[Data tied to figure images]
------------------------------
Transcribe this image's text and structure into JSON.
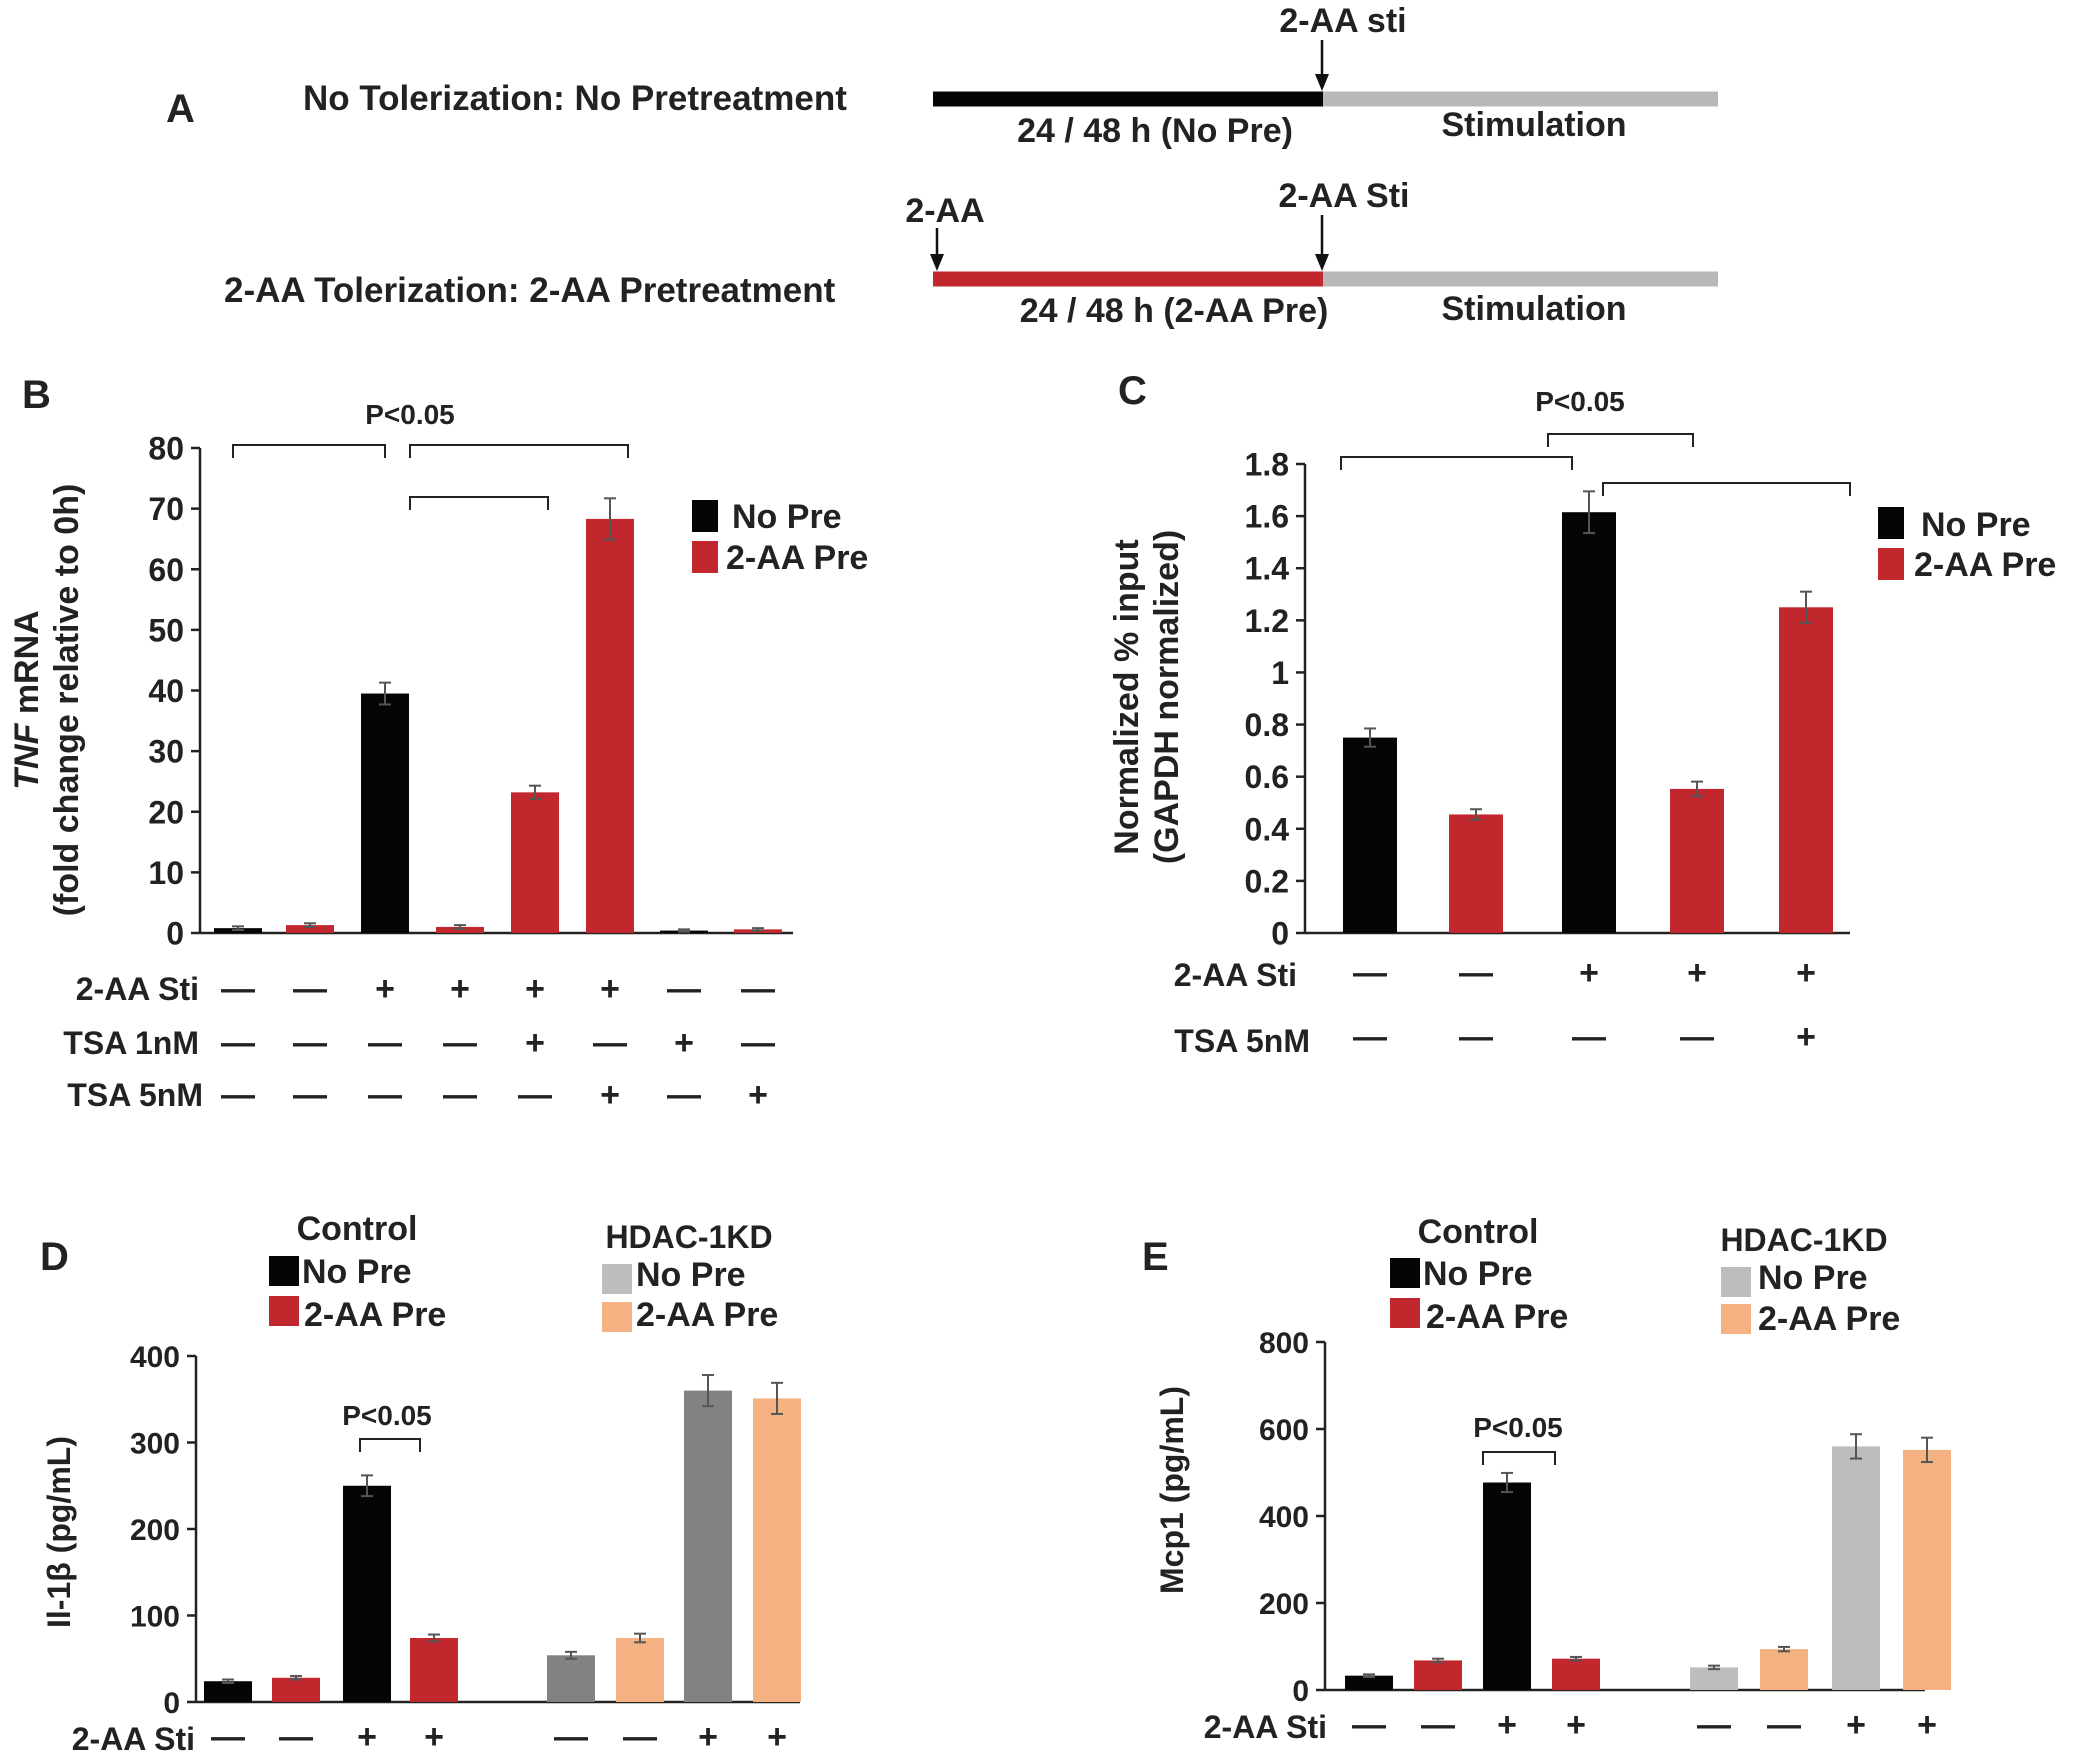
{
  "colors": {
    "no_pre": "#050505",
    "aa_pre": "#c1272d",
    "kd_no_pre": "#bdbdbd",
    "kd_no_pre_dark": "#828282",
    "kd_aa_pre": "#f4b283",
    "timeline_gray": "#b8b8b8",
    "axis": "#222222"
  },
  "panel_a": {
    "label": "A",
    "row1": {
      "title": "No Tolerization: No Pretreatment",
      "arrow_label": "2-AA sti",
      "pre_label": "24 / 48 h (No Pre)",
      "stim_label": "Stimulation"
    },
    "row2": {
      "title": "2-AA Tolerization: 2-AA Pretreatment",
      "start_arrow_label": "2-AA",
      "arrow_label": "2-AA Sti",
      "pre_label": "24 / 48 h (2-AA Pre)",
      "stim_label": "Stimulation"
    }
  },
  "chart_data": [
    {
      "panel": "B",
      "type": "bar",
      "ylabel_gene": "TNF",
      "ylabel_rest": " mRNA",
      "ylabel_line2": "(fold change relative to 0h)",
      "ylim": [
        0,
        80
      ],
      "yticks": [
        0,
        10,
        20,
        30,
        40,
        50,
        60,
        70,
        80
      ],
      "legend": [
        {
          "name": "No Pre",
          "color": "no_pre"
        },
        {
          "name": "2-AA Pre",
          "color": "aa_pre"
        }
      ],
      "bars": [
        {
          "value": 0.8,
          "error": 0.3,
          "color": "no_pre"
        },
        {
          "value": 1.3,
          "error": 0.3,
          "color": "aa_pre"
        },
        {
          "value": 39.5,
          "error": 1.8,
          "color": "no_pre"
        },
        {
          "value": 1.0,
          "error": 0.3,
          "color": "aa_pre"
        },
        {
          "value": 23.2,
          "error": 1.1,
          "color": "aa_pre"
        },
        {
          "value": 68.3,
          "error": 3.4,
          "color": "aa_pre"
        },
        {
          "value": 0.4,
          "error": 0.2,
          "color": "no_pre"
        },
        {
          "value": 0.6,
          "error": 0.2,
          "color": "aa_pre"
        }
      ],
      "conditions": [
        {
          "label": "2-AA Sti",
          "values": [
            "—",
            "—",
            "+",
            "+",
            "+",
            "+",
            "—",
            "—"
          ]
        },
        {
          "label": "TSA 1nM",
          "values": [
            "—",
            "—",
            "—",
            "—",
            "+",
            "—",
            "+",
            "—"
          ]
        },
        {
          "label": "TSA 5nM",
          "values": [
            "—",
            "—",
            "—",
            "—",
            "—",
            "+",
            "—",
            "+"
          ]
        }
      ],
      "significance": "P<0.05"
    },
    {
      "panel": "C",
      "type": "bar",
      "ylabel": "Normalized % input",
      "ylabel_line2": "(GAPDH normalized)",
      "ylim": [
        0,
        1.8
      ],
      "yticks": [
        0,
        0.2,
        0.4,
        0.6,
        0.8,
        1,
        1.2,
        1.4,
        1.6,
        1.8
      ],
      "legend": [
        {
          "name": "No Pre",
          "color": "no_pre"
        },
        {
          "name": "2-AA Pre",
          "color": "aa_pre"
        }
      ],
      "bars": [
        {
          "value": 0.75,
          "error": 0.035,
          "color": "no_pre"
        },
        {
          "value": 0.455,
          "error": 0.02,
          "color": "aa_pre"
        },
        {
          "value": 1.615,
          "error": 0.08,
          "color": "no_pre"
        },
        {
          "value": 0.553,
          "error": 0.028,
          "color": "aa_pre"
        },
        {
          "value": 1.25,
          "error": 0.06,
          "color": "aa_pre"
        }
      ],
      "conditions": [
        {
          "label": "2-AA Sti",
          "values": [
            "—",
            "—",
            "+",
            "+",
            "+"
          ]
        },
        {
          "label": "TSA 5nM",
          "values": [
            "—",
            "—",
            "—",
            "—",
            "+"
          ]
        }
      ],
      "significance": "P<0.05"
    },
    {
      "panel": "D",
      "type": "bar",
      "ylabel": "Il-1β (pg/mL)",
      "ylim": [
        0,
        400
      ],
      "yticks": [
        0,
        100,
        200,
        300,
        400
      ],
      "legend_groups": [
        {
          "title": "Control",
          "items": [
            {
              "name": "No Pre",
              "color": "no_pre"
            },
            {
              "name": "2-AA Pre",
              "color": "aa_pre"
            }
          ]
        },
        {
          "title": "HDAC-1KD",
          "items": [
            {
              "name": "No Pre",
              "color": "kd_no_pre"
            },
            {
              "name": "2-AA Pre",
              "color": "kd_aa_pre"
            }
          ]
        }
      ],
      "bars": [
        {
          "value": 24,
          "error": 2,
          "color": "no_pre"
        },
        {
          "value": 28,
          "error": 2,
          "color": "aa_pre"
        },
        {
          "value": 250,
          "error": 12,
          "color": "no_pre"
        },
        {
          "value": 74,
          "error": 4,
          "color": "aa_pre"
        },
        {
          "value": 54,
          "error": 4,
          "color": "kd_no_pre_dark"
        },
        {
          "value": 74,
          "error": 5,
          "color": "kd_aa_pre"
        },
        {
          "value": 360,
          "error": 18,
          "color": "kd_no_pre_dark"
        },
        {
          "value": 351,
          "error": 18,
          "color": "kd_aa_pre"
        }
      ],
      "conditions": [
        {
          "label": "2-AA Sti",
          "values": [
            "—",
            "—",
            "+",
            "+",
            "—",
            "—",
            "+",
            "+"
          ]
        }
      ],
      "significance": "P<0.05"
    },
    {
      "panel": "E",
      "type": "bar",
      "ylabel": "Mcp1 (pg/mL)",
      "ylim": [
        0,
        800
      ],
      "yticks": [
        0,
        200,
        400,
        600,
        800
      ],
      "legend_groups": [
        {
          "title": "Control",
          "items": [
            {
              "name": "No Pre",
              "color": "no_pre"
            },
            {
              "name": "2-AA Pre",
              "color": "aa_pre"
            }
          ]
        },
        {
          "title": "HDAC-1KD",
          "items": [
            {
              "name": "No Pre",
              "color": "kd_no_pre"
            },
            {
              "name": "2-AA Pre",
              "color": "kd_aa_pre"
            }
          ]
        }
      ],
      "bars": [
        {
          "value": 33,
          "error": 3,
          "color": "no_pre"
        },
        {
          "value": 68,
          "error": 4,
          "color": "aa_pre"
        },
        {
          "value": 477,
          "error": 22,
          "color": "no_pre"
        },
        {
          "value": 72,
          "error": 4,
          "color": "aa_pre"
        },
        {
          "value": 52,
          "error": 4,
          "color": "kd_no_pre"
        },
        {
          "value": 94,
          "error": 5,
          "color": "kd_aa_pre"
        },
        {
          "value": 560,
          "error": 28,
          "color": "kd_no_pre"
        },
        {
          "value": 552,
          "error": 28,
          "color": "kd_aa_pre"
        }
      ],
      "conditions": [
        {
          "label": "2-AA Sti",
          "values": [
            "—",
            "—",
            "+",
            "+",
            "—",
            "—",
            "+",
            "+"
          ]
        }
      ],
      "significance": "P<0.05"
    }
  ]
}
------------------------------
• _The problem_
Your task is to repeat the entries above exactly, omitting the pictures.

• _Answer for this exercise_
Transcribe this image's text and structure into JSON.
{
  "colors": {
    "no_pre": "#050505",
    "aa_pre": "#c1272d",
    "kd_no_pre": "#bdbdbd",
    "kd_no_pre_dark": "#828282",
    "kd_aa_pre": "#f4b283",
    "timeline_gray": "#b8b8b8",
    "axis": "#222222"
  },
  "panel_a": {
    "label": "A",
    "row1": {
      "title": "No Tolerization: No Pretreatment",
      "arrow_label": "2-AA sti",
      "pre_label": "24 / 48 h (No Pre)",
      "stim_label": "Stimulation"
    },
    "row2": {
      "title": "2-AA Tolerization: 2-AA Pretreatment",
      "start_arrow_label": "2-AA",
      "arrow_label": "2-AA Sti",
      "pre_label": "24 / 48 h (2-AA Pre)",
      "stim_label": "Stimulation"
    }
  },
  "chart_data": [
    {
      "panel": "B",
      "type": "bar",
      "ylabel_gene": "TNF",
      "ylabel_rest": " mRNA",
      "ylabel_line2": "(fold change relative to 0h)",
      "ylim": [
        0,
        80
      ],
      "yticks": [
        0,
        10,
        20,
        30,
        40,
        50,
        60,
        70,
        80
      ],
      "legend": [
        {
          "name": "No Pre",
          "color": "no_pre"
        },
        {
          "name": "2-AA Pre",
          "color": "aa_pre"
        }
      ],
      "bars": [
        {
          "value": 0.8,
          "error": 0.3,
          "color": "no_pre"
        },
        {
          "value": 1.3,
          "error": 0.3,
          "color": "aa_pre"
        },
        {
          "value": 39.5,
          "error": 1.8,
          "color": "no_pre"
        },
        {
          "value": 1.0,
          "error": 0.3,
          "color": "aa_pre"
        },
        {
          "value": 23.2,
          "error": 1.1,
          "color": "aa_pre"
        },
        {
          "value": 68.3,
          "error": 3.4,
          "color": "aa_pre"
        },
        {
          "value": 0.4,
          "error": 0.2,
          "color": "no_pre"
        },
        {
          "value": 0.6,
          "error": 0.2,
          "color": "aa_pre"
        }
      ],
      "conditions": [
        {
          "label": "2-AA Sti",
          "values": [
            "—",
            "—",
            "+",
            "+",
            "+",
            "+",
            "—",
            "—"
          ]
        },
        {
          "label": "TSA 1nM",
          "values": [
            "—",
            "—",
            "—",
            "—",
            "+",
            "—",
            "+",
            "—"
          ]
        },
        {
          "label": "TSA 5nM",
          "values": [
            "—",
            "—",
            "—",
            "—",
            "—",
            "+",
            "—",
            "+"
          ]
        }
      ],
      "significance": "P<0.05"
    },
    {
      "panel": "C",
      "type": "bar",
      "ylabel": "Normalized % input",
      "ylabel_line2": "(GAPDH normalized)",
      "ylim": [
        0,
        1.8
      ],
      "yticks": [
        0,
        0.2,
        0.4,
        0.6,
        0.8,
        1,
        1.2,
        1.4,
        1.6,
        1.8
      ],
      "legend": [
        {
          "name": "No Pre",
          "color": "no_pre"
        },
        {
          "name": "2-AA Pre",
          "color": "aa_pre"
        }
      ],
      "bars": [
        {
          "value": 0.75,
          "error": 0.035,
          "color": "no_pre"
        },
        {
          "value": 0.455,
          "error": 0.02,
          "color": "aa_pre"
        },
        {
          "value": 1.615,
          "error": 0.08,
          "color": "no_pre"
        },
        {
          "value": 0.553,
          "error": 0.028,
          "color": "aa_pre"
        },
        {
          "value": 1.25,
          "error": 0.06,
          "color": "aa_pre"
        }
      ],
      "conditions": [
        {
          "label": "2-AA Sti",
          "values": [
            "—",
            "—",
            "+",
            "+",
            "+"
          ]
        },
        {
          "label": "TSA 5nM",
          "values": [
            "—",
            "—",
            "—",
            "—",
            "+"
          ]
        }
      ],
      "significance": "P<0.05"
    },
    {
      "panel": "D",
      "type": "bar",
      "ylabel": "Il-1β (pg/mL)",
      "ylim": [
        0,
        400
      ],
      "yticks": [
        0,
        100,
        200,
        300,
        400
      ],
      "legend_groups": [
        {
          "title": "Control",
          "items": [
            {
              "name": "No Pre",
              "color": "no_pre"
            },
            {
              "name": "2-AA Pre",
              "color": "aa_pre"
            }
          ]
        },
        {
          "title": "HDAC-1KD",
          "items": [
            {
              "name": "No Pre",
              "color": "kd_no_pre"
            },
            {
              "name": "2-AA Pre",
              "color": "kd_aa_pre"
            }
          ]
        }
      ],
      "bars": [
        {
          "value": 24,
          "error": 2,
          "color": "no_pre"
        },
        {
          "value": 28,
          "error": 2,
          "color": "aa_pre"
        },
        {
          "value": 250,
          "error": 12,
          "color": "no_pre"
        },
        {
          "value": 74,
          "error": 4,
          "color": "aa_pre"
        },
        {
          "value": 54,
          "error": 4,
          "color": "kd_no_pre_dark"
        },
        {
          "value": 74,
          "error": 5,
          "color": "kd_aa_pre"
        },
        {
          "value": 360,
          "error": 18,
          "color": "kd_no_pre_dark"
        },
        {
          "value": 351,
          "error": 18,
          "color": "kd_aa_pre"
        }
      ],
      "conditions": [
        {
          "label": "2-AA Sti",
          "values": [
            "—",
            "—",
            "+",
            "+",
            "—",
            "—",
            "+",
            "+"
          ]
        }
      ],
      "significance": "P<0.05"
    },
    {
      "panel": "E",
      "type": "bar",
      "ylabel": "Mcp1 (pg/mL)",
      "ylim": [
        0,
        800
      ],
      "yticks": [
        0,
        200,
        400,
        600,
        800
      ],
      "legend_groups": [
        {
          "title": "Control",
          "items": [
            {
              "name": "No Pre",
              "color": "no_pre"
            },
            {
              "name": "2-AA Pre",
              "color": "aa_pre"
            }
          ]
        },
        {
          "title": "HDAC-1KD",
          "items": [
            {
              "name": "No Pre",
              "color": "kd_no_pre"
            },
            {
              "name": "2-AA Pre",
              "color": "kd_aa_pre"
            }
          ]
        }
      ],
      "bars": [
        {
          "value": 33,
          "error": 3,
          "color": "no_pre"
        },
        {
          "value": 68,
          "error": 4,
          "color": "aa_pre"
        },
        {
          "value": 477,
          "error": 22,
          "color": "no_pre"
        },
        {
          "value": 72,
          "error": 4,
          "color": "aa_pre"
        },
        {
          "value": 52,
          "error": 4,
          "color": "kd_no_pre"
        },
        {
          "value": 94,
          "error": 5,
          "color": "kd_aa_pre"
        },
        {
          "value": 560,
          "error": 28,
          "color": "kd_no_pre"
        },
        {
          "value": 552,
          "error": 28,
          "color": "kd_aa_pre"
        }
      ],
      "conditions": [
        {
          "label": "2-AA Sti",
          "values": [
            "—",
            "—",
            "+",
            "+",
            "—",
            "—",
            "+",
            "+"
          ]
        }
      ],
      "significance": "P<0.05"
    }
  ]
}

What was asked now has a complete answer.